BEGIN Given entries

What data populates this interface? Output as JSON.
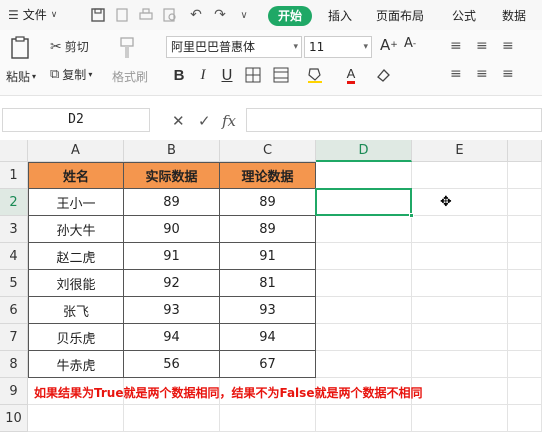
{
  "menubar": {
    "menu_label": "文件",
    "tabs": [
      "开始",
      "插入",
      "页面布局",
      "公式",
      "数据"
    ],
    "active_tab": "开始"
  },
  "ribbon": {
    "cut_label": "剪切",
    "paste_label": "粘贴",
    "copy_label": "复制",
    "format_painter_label": "格式刷",
    "font_name": "阿里巴巴普惠体",
    "font_size": "11",
    "font_color": "#e8140e"
  },
  "formula_bar": {
    "cell_ref": "D2",
    "formula": ""
  },
  "sheet": {
    "columns": [
      "A",
      "B",
      "C",
      "D",
      "E"
    ],
    "selected_column": "D",
    "rows": [
      "1",
      "2",
      "3",
      "4",
      "5",
      "6",
      "7",
      "8",
      "9",
      "10"
    ],
    "selected_row": "2",
    "headers": [
      "姓名",
      "实际数据",
      "理论数据"
    ],
    "data": [
      [
        "王小一",
        "89",
        "89"
      ],
      [
        "孙大牛",
        "90",
        "89"
      ],
      [
        "赵二虎",
        "91",
        "91"
      ],
      [
        "刘很能",
        "92",
        "81"
      ],
      [
        "张飞",
        "93",
        "93"
      ],
      [
        "贝乐虎",
        "94",
        "94"
      ],
      [
        "牛赤虎",
        "56",
        "67"
      ]
    ],
    "note": "如果结果为True就是两个数据相同，结果不为False就是两个数据不相同",
    "header_fill": "#f4964e",
    "accent": "#1fa866"
  }
}
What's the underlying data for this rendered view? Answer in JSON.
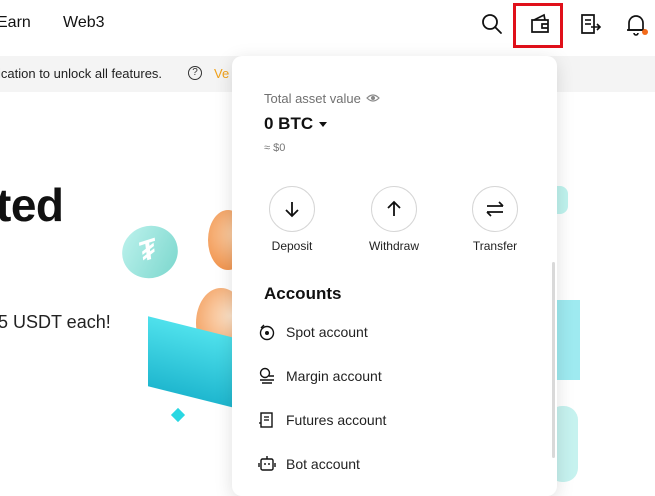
{
  "nav": {
    "items": [
      "Earn",
      "Web3"
    ],
    "icons": [
      "search-icon",
      "wallet-icon",
      "orders-icon",
      "bell-icon"
    ]
  },
  "banner": {
    "text": "ication to unlock all features.",
    "link": "Ve"
  },
  "hero": {
    "title": "ted",
    "subtitle": "5 USDT each!"
  },
  "wallet_panel": {
    "total_label": "Total asset value",
    "total_value": "0 BTC",
    "approx": "≈ $0",
    "actions": [
      {
        "label": "Deposit",
        "icon": "arrow-down-icon"
      },
      {
        "label": "Withdraw",
        "icon": "arrow-up-icon"
      },
      {
        "label": "Transfer",
        "icon": "transfer-icon"
      }
    ],
    "accounts_title": "Accounts",
    "accounts": [
      {
        "label": "Spot account",
        "icon": "spot-icon"
      },
      {
        "label": "Margin account",
        "icon": "margin-icon"
      },
      {
        "label": "Futures account",
        "icon": "futures-icon"
      },
      {
        "label": "Bot account",
        "icon": "bot-icon"
      }
    ]
  },
  "colors": {
    "highlight": "#e0101a",
    "link": "#f0a11a",
    "accent_teal": "#29d7e2",
    "notification_dot": "#f36b1b"
  }
}
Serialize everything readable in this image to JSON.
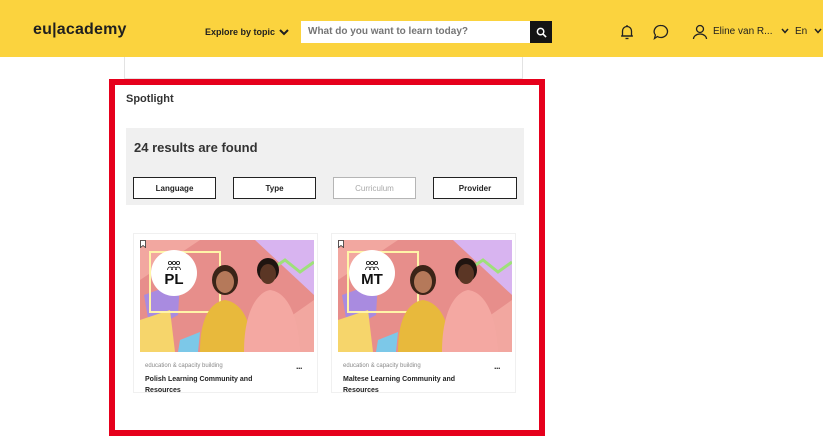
{
  "header": {
    "logo": "eu|academy",
    "explore_label": "Explore by topic",
    "search_placeholder": "What do you want to learn today?",
    "user_name": "Eline van R...",
    "language": "En"
  },
  "spotlight": {
    "title": "Spotlight",
    "results_text": "24 results are found",
    "filters": [
      {
        "label": "Language",
        "enabled": true
      },
      {
        "label": "Type",
        "enabled": true
      },
      {
        "label": "Curriculum",
        "enabled": false
      },
      {
        "label": "Provider",
        "enabled": true
      }
    ]
  },
  "cards": [
    {
      "code": "PL",
      "category": "education & capacity building",
      "title": "Polish Learning Community and Resources",
      "more": "..."
    },
    {
      "code": "MT",
      "category": "education & capacity building",
      "title": "Maltese Learning Community and Resources",
      "more": "..."
    }
  ],
  "colors": {
    "header_bg": "#fbd33e",
    "highlight_border": "#e6001c",
    "panel_bg": "#f0f0f0"
  },
  "icons": [
    "chevron-down-icon",
    "search-icon",
    "bell-icon",
    "chat-icon",
    "user-icon",
    "bookmark-icon",
    "community-icon"
  ]
}
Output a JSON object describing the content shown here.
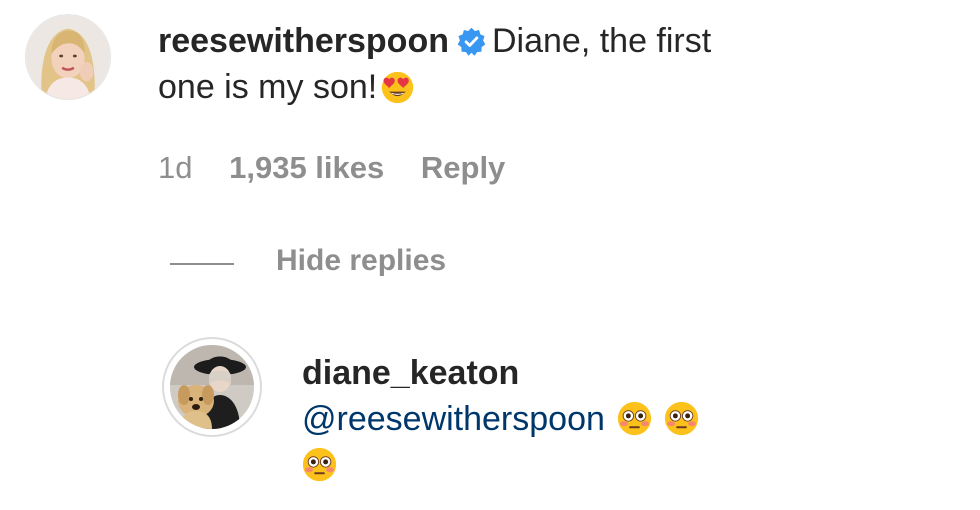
{
  "comment": {
    "username": "reesewitherspoon",
    "verified": true,
    "text": "Diane, the first one is my son!",
    "emoji": "heart-eyes-emoji",
    "time": "1d",
    "likes": "1,935 likes",
    "reply_label": "Reply"
  },
  "hide_replies_label": "Hide replies",
  "reply": {
    "username": "diane_keaton",
    "mention": "@reesewitherspoon",
    "emojis": [
      "flushed-face-emoji",
      "flushed-face-emoji",
      "flushed-face-emoji"
    ]
  },
  "colors": {
    "text": "#262626",
    "secondary": "#8e8e8e",
    "mention": "#00376b",
    "verified": "#3897f0"
  }
}
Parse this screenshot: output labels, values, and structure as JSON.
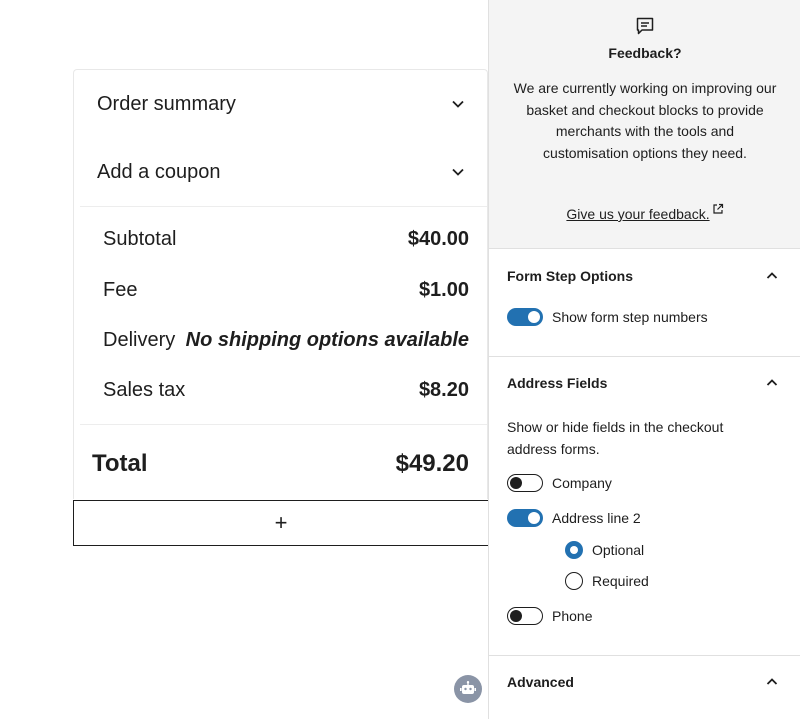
{
  "order_summary": {
    "title": "Order summary",
    "coupon_label": "Add a coupon",
    "lines": [
      {
        "label": "Subtotal",
        "value": "$40.00"
      },
      {
        "label": "Fee",
        "value": "$1.00"
      },
      {
        "label": "Delivery",
        "value": "No shipping options available"
      },
      {
        "label": "Sales tax",
        "value": "$8.20"
      }
    ],
    "total_label": "Total",
    "total_value": "$49.20",
    "add_block_label": "+"
  },
  "feedback": {
    "title": "Feedback?",
    "text": "We are currently working on improving our basket and checkout blocks to provide merchants with the tools and customisation options they need.",
    "link": "Give us your feedback."
  },
  "form_step_options": {
    "title": "Form Step Options",
    "show_step_numbers": {
      "label": "Show form step numbers",
      "checked": true
    }
  },
  "address_fields": {
    "title": "Address Fields",
    "description": "Show or hide fields in the checkout address forms.",
    "company": {
      "label": "Company",
      "checked": false
    },
    "address_line_2": {
      "label": "Address line 2",
      "checked": true
    },
    "radio_options": [
      {
        "label": "Optional",
        "checked": true
      },
      {
        "label": "Required",
        "checked": false
      }
    ],
    "phone": {
      "label": "Phone",
      "checked": false
    }
  },
  "advanced": {
    "title": "Advanced"
  },
  "colors": {
    "accent": "#2271b1",
    "sidebar_bg": "#f4f4f4",
    "text": "#1e1e1e"
  },
  "icons": {
    "feedback": "comment-icon",
    "accordion": "chevron-down-icon",
    "panel": "chevron-up-icon",
    "external": "external-link-icon",
    "bot": "bot-icon"
  }
}
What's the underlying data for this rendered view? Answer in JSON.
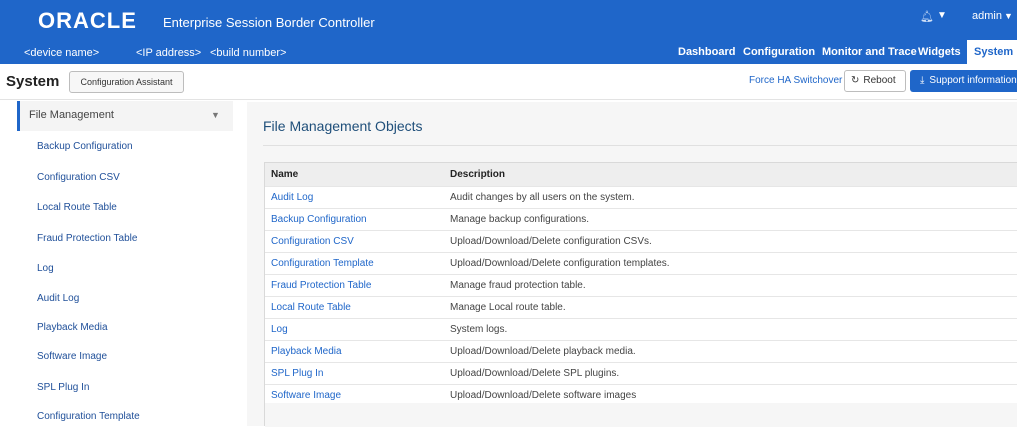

END Given entries

- [Request]: Exactly reproduce the entries above, minus the pictures.

- [Complete answer]:
What data populates this interface? Output as JSON.
{
  "menubar": {
    "menu_label": "文件",
    "tabs": [
      "开始",
      "插入",
      "页面布局",
      "公式",
      "数据"
    ],
    "active_tab": "开始"
  },
  "ribbon": {
    "cut_label": "剪切",
    "paste_label": "粘贴",
    "copy_label": "复制",
    "format_painter_label": "格式刷",
    "font_name": "阿里巴巴普惠体",
    "font_size": "11",
    "font_color": "#e8140e"
  },
  "formula_bar": {
    "cell_ref": "D2",
    "formula": ""
  },
  "sheet": {
    "columns": [
      "A",
      "B",
      "C",
      "D",
      "E"
    ],
    "selected_column": "D",
    "rows": [
      "1",
      "2",
      "3",
      "4",
      "5",
      "6",
      "7",
      "8",
      "9",
      "10"
    ],
    "selected_row": "2",
    "headers": [
      "姓名",
      "实际数据",
      "理论数据"
    ],
    "data": [
      [
        "王小一",
        "89",
        "89"
      ],
      [
        "孙大牛",
        "90",
        "89"
      ],
      [
        "赵二虎",
        "91",
        "91"
      ],
      [
        "刘很能",
        "92",
        "81"
      ],
      [
        "张飞",
        "93",
        "93"
      ],
      [
        "贝乐虎",
        "94",
        "94"
      ],
      [
        "牛赤虎",
        "56",
        "67"
      ]
    ],
    "note": "如果结果为True就是两个数据相同，结果不为False就是两个数据不相同",
    "header_fill": "#f4964e",
    "accent": "#1fa866"
  }
}
What's the underlying data for this rendered view? Answer in JSON.
{
  "nav": {
    "items": [
      "Earn",
      "Web3"
    ],
    "icons": [
      "search-icon",
      "wallet-icon",
      "orders-icon",
      "bell-icon"
    ]
  },
  "banner": {
    "text": "ication to unlock all features.",
    "link": "Ve"
  },
  "hero": {
    "title": "ted",
    "subtitle": "5 USDT each!"
  },
  "wallet_panel": {
    "total_label": "Total asset value",
    "total_value": "0 BTC",
    "approx": "≈ $0",
    "actions": [
      {
        "label": "Deposit",
        "icon": "arrow-down-icon"
      },
      {
        "label": "Withdraw",
        "icon": "arrow-up-icon"
      },
      {
        "label": "Transfer",
        "icon": "transfer-icon"
      }
    ],
    "accounts_title": "Accounts",
    "accounts": [
      {
        "label": "Spot account",
        "icon": "spot-icon"
      },
      {
        "label": "Margin account",
        "icon": "margin-icon"
      },
      {
        "label": "Futures account",
        "icon": "futures-icon"
      },
      {
        "label": "Bot account",
        "icon": "bot-icon"
      }
    ]
  },
  "colors": {
    "highlight": "#e0101a",
    "link": "#f0a11a",
    "accent_teal": "#29d7e2",
    "notification_dot": "#f36b1b"
  }
}
Serialize everything readable in this image to JSON.
{
  "header": {
    "logo": "eu|academy",
    "explore_label": "Explore by topic",
    "search_placeholder": "What do you want to learn today?",
    "user_name": "Eline van R...",
    "language": "En"
  },
  "spotlight": {
    "title": "Spotlight",
    "results_text": "24 results are found",
    "filters": [
      {
        "label": "Language",
        "enabled": true
      },
      {
        "label": "Type",
        "enabled": true
      },
      {
        "label": "Curriculum",
        "enabled": false
      },
      {
        "label": "Provider",
        "enabled": true
      }
    ]
  },
  "cards": [
    {
      "code": "PL",
      "category": "education & capacity building",
      "title": "Polish Learning Community and Resources",
      "more": "..."
    },
    {
      "code": "MT",
      "category": "education & capacity building",
      "title": "Maltese Learning Community and Resources",
      "more": "..."
    }
  ],
  "colors": {
    "header_bg": "#fbd33e",
    "highlight_border": "#e6001c",
    "panel_bg": "#f0f0f0"
  },
  "icons": [
    "chevron-down-icon",
    "search-icon",
    "bell-icon",
    "chat-icon",
    "user-icon",
    "bookmark-icon",
    "community-icon"
  ]
}
Output a JSON object describing the content shown here.
{
  "comment": {
    "username": "reesewitherspoon",
    "verified": true,
    "text": "Diane, the first one is my son!",
    "emoji": "heart-eyes-emoji",
    "time": "1d",
    "likes": "1,935 likes",
    "reply_label": "Reply"
  },
  "hide_replies_label": "Hide replies",
  "reply": {
    "username": "diane_keaton",
    "mention": "@reesewitherspoon",
    "emojis": [
      "flushed-face-emoji",
      "flushed-face-emoji",
      "flushed-face-emoji"
    ]
  },
  "colors": {
    "text": "#262626",
    "secondary": "#8e8e8e",
    "mention": "#00376b",
    "verified": "#3897f0"
  }
}
Parse this screenshot: output labels, values, and structure as JSON.
{
  "order_summary": {
    "title": "Order summary",
    "coupon_label": "Add a coupon",
    "lines": [
      {
        "label": "Subtotal",
        "value": "$40.00"
      },
      {
        "label": "Fee",
        "value": "$1.00"
      },
      {
        "label": "Delivery",
        "value": "No shipping options available"
      },
      {
        "label": "Sales tax",
        "value": "$8.20"
      }
    ],
    "total_label": "Total",
    "total_value": "$49.20",
    "add_block_label": "+"
  },
  "feedback": {
    "title": "Feedback?",
    "text": "We are currently working on improving our basket and checkout blocks to provide merchants with the tools and customisation options they need.",
    "link": "Give us your feedback."
  },
  "form_step_options": {
    "title": "Form Step Options",
    "show_step_numbers": {
      "label": "Show form step numbers",
      "checked": true
    }
  },
  "address_fields": {
    "title": "Address Fields",
    "description": "Show or hide fields in the checkout address forms.",
    "company": {
      "label": "Company",
      "checked": false
    },
    "address_line_2": {
      "label": "Address line 2",
      "checked": true
    },
    "radio_options": [
      {
        "label": "Optional",
        "checked": true
      },
      {
        "label": "Required",
        "checked": false
      }
    ],
    "phone": {
      "label": "Phone",
      "checked": false
    }
  },
  "advanced": {
    "title": "Advanced"
  },
  "colors": {
    "accent": "#2271b1",
    "sidebar_bg": "#f4f4f4",
    "text": "#1e1e1e"
  },
  "icons": {
    "feedback": "comment-icon",
    "accordion": "chevron-down-icon",
    "panel": "chevron-up-icon",
    "external": "external-link-icon",
    "bot": "bot-icon"
  }
}
What's the underlying data for this rendered view? Answer in JSON.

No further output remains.